──────── PROVIDED DATA ────────

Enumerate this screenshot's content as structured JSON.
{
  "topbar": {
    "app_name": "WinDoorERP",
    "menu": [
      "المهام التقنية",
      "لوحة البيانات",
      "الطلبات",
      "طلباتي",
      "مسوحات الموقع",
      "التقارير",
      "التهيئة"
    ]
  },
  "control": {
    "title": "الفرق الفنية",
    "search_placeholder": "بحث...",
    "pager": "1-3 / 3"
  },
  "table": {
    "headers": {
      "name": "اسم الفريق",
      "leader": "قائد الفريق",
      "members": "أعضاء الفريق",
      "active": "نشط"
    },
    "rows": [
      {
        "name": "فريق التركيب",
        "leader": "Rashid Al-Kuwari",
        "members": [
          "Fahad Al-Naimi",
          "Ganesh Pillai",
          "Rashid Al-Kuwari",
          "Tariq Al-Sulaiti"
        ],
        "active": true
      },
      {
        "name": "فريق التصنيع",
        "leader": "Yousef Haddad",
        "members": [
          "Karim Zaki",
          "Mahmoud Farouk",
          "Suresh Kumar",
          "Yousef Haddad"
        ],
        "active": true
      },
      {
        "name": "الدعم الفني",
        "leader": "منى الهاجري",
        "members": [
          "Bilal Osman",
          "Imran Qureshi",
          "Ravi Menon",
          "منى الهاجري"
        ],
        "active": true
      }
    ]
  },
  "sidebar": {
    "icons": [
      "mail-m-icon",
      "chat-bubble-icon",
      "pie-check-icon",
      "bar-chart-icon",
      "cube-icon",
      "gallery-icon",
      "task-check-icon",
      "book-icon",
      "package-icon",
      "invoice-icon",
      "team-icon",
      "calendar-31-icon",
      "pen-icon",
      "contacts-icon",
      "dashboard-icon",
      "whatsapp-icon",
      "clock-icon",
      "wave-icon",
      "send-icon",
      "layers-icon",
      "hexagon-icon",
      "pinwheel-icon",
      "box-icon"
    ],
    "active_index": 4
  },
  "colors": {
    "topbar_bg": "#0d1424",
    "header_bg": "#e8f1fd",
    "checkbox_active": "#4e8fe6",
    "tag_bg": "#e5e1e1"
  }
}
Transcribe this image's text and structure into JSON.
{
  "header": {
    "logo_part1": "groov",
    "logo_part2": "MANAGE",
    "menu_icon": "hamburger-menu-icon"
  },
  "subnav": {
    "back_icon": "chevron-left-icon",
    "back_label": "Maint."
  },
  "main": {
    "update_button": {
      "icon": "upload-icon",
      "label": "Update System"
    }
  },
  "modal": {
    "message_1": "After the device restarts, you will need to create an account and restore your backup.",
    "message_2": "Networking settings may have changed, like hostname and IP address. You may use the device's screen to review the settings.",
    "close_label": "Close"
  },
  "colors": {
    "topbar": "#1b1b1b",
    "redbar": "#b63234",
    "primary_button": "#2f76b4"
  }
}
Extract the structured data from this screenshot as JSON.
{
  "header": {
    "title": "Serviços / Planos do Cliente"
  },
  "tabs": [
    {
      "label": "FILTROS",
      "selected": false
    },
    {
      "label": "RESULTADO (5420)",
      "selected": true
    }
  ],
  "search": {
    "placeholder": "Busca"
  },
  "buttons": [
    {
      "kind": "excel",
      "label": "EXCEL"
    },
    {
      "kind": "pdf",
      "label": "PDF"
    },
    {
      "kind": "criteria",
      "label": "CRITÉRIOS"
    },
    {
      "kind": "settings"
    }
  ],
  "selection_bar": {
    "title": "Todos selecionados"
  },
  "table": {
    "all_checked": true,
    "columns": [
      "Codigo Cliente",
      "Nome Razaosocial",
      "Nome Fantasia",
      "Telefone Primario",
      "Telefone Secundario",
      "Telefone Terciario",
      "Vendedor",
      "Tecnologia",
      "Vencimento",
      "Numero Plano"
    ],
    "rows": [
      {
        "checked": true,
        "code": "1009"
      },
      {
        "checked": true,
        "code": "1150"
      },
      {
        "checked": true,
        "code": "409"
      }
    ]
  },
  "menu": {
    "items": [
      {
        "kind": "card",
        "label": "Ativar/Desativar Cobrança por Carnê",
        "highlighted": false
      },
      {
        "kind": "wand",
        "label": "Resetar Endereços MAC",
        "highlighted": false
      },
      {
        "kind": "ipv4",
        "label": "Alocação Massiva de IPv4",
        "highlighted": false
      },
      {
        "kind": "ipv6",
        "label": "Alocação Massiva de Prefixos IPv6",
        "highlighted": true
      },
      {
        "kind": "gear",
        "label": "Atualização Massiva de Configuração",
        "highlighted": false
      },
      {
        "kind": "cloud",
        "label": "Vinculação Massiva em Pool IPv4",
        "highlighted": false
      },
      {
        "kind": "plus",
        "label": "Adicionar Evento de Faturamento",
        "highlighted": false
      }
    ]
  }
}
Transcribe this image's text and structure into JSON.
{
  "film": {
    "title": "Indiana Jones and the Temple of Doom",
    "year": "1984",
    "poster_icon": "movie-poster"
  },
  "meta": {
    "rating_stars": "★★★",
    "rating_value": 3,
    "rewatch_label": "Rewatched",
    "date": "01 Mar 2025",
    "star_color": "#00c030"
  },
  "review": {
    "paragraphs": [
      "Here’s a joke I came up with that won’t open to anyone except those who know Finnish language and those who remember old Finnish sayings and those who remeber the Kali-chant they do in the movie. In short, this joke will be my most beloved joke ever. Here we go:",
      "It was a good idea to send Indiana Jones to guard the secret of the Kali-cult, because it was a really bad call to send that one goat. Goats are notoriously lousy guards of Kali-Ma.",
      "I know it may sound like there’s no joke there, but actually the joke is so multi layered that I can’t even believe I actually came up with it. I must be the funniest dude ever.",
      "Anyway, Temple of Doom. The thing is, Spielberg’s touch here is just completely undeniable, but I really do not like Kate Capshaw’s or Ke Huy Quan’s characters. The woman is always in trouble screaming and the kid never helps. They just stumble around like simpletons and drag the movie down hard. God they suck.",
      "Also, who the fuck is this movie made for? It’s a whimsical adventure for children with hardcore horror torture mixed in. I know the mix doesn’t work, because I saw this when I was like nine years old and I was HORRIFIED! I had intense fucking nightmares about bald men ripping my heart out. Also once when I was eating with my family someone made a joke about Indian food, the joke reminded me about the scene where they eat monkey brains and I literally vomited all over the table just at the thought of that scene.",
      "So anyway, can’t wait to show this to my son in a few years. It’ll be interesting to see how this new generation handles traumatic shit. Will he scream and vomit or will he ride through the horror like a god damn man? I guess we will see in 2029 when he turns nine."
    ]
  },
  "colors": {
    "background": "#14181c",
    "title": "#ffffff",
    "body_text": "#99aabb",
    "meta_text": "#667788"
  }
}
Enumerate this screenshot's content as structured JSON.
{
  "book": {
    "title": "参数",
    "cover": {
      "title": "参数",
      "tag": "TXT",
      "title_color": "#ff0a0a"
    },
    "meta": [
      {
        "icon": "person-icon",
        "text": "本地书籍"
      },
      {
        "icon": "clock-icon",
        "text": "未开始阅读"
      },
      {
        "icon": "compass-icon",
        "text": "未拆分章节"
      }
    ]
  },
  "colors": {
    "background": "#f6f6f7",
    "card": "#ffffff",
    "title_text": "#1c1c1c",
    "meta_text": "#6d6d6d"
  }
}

────────

_STATED PROBLEM_.
Reproduce the full listing exactly.

_TASK RESPONSE_.
Enumerate this screenshot's content as structured JSON.
{
  "topbar": {
    "app_name": "WinDoorERP",
    "menu": [
      "المهام التقنية",
      "لوحة البيانات",
      "الطلبات",
      "طلباتي",
      "مسوحات الموقع",
      "التقارير",
      "التهيئة"
    ]
  },
  "control": {
    "title": "الفرق الفنية",
    "search_placeholder": "بحث...",
    "pager": "1-3 / 3"
  },
  "table": {
    "headers": {
      "name": "اسم الفريق",
      "leader": "قائد الفريق",
      "members": "أعضاء الفريق",
      "active": "نشط"
    },
    "rows": [
      {
        "name": "فريق التركيب",
        "leader": "Rashid Al-Kuwari",
        "members": [
          "Fahad Al-Naimi",
          "Ganesh Pillai",
          "Rashid Al-Kuwari",
          "Tariq Al-Sulaiti"
        ],
        "active": true
      },
      {
        "name": "فريق التصنيع",
        "leader": "Yousef Haddad",
        "members": [
          "Karim Zaki",
          "Mahmoud Farouk",
          "Suresh Kumar",
          "Yousef Haddad"
        ],
        "active": true
      },
      {
        "name": "الدعم الفني",
        "leader": "منى الهاجري",
        "members": [
          "Bilal Osman",
          "Imran Qureshi",
          "Ravi Menon",
          "منى الهاجري"
        ],
        "active": true
      }
    ]
  },
  "sidebar": {
    "icons": [
      "mail-m-icon",
      "chat-bubble-icon",
      "pie-check-icon",
      "bar-chart-icon",
      "cube-icon",
      "gallery-icon",
      "task-check-icon",
      "book-icon",
      "package-icon",
      "invoice-icon",
      "team-icon",
      "calendar-31-icon",
      "pen-icon",
      "contacts-icon",
      "dashboard-icon",
      "whatsapp-icon",
      "clock-icon",
      "wave-icon",
      "send-icon",
      "layers-icon",
      "hexagon-icon",
      "pinwheel-icon",
      "box-icon"
    ],
    "active_index": 4
  },
  "colors": {
    "topbar_bg": "#0d1424",
    "header_bg": "#e8f1fd",
    "checkbox_active": "#4e8fe6",
    "tag_bg": "#e5e1e1"
  }
}
Transcribe this image's text and structure into JSON.
{
  "header": {
    "logo_part1": "groov",
    "logo_part2": "MANAGE",
    "menu_icon": "hamburger-menu-icon"
  },
  "subnav": {
    "back_icon": "chevron-left-icon",
    "back_label": "Maint."
  },
  "main": {
    "update_button": {
      "icon": "upload-icon",
      "label": "Update System"
    }
  },
  "modal": {
    "message_1": "After the device restarts, you will need to create an account and restore your backup.",
    "message_2": "Networking settings may have changed, like hostname and IP address. You may use the device's screen to review the settings.",
    "close_label": "Close"
  },
  "colors": {
    "topbar": "#1b1b1b",
    "redbar": "#b63234",
    "primary_button": "#2f76b4"
  }
}
Extract the structured data from this screenshot as JSON.
{
  "header": {
    "title": "Serviços / Planos do Cliente"
  },
  "tabs": [
    {
      "label": "FILTROS",
      "selected": false
    },
    {
      "label": "RESULTADO (5420)",
      "selected": true
    }
  ],
  "search": {
    "placeholder": "Busca"
  },
  "buttons": [
    {
      "kind": "excel",
      "label": "EXCEL"
    },
    {
      "kind": "pdf",
      "label": "PDF"
    },
    {
      "kind": "criteria",
      "label": "CRITÉRIOS"
    },
    {
      "kind": "settings"
    }
  ],
  "selection_bar": {
    "title": "Todos selecionados"
  },
  "table": {
    "all_checked": true,
    "columns": [
      "Codigo Cliente",
      "Nome Razaosocial",
      "Nome Fantasia",
      "Telefone Primario",
      "Telefone Secundario",
      "Telefone Terciario",
      "Vendedor",
      "Tecnologia",
      "Vencimento",
      "Numero Plano"
    ],
    "rows": [
      {
        "checked": true,
        "code": "1009"
      },
      {
        "checked": true,
        "code": "1150"
      },
      {
        "checked": true,
        "code": "409"
      }
    ]
  },
  "menu": {
    "items": [
      {
        "kind": "card",
        "label": "Ativar/Desativar Cobrança por Carnê",
        "highlighted": false
      },
      {
        "kind": "wand",
        "label": "Resetar Endereços MAC",
        "highlighted": false
      },
      {
        "kind": "ipv4",
        "label": "Alocação Massiva de IPv4",
        "highlighted": false
      },
      {
        "kind": "ipv6",
        "label": "Alocação Massiva de Prefixos IPv6",
        "highlighted": true
      },
      {
        "kind": "gear",
        "label": "Atualização Massiva de Configuração",
        "highlighted": false
      },
      {
        "kind": "cloud",
        "label": "Vinculação Massiva em Pool IPv4",
        "highlighted": false
      },
      {
        "kind": "plus",
        "label": "Adicionar Evento de Faturamento",
        "highlighted": false
      }
    ]
  }
}
Transcribe this image's text and structure into JSON.
{
  "film": {
    "title": "Indiana Jones and the Temple of Doom",
    "year": "1984",
    "poster_icon": "movie-poster"
  },
  "meta": {
    "rating_stars": "★★★",
    "rating_value": 3,
    "rewatch_label": "Rewatched",
    "date": "01 Mar 2025",
    "star_color": "#00c030"
  },
  "review": {
    "paragraphs": [
      "Here’s a joke I came up with that won’t open to anyone except those who know Finnish language and those who remember old Finnish sayings and those who remeber the Kali-chant they do in the movie. In short, this joke will be my most beloved joke ever. Here we go:",
      "It was a good idea to send Indiana Jones to guard the secret of the Kali-cult, because it was a really bad call to send that one goat. Goats are notoriously lousy guards of Kali-Ma.",
      "I know it may sound like there’s no joke there, but actually the joke is so multi layered that I can’t even believe I actually came up with it. I must be the funniest dude ever.",
      "Anyway, Temple of Doom. The thing is, Spielberg’s touch here is just completely undeniable, but I really do not like Kate Capshaw’s or Ke Huy Quan’s characters. The woman is always in trouble screaming and the kid never helps. They just stumble around like simpletons and drag the movie down hard. God they suck.",
      "Also, who the fuck is this movie made for? It’s a whimsical adventure for children with hardcore horror torture mixed in. I know the mix doesn’t work, because I saw this when I was like nine years old and I was HORRIFIED! I had intense fucking nightmares about bald men ripping my heart out. Also once when I was eating with my family someone made a joke about Indian food, the joke reminded me about the scene where they eat monkey brains and I literally vomited all over the table just at the thought of that scene.",
      "So anyway, can’t wait to show this to my son in a few years. It’ll be interesting to see how this new generation handles traumatic shit. Will he scream and vomit or will he ride through the horror like a god damn man? I guess we will see in 2029 when he turns nine."
    ]
  },
  "colors": {
    "background": "#14181c",
    "title": "#ffffff",
    "body_text": "#99aabb",
    "meta_text": "#667788"
  }
}
Enumerate this screenshot's content as structured JSON.
{
  "book": {
    "title": "参数",
    "cover": {
      "title": "参数",
      "tag": "TXT",
      "title_color": "#ff0a0a"
    },
    "meta": [
      {
        "icon": "person-icon",
        "text": "本地书籍"
      },
      {
        "icon": "clock-icon",
        "text": "未开始阅读"
      },
      {
        "icon": "compass-icon",
        "text": "未拆分章节"
      }
    ]
  },
  "colors": {
    "background": "#f6f6f7",
    "card": "#ffffff",
    "title_text": "#1c1c1c",
    "meta_text": "#6d6d6d"
  }
}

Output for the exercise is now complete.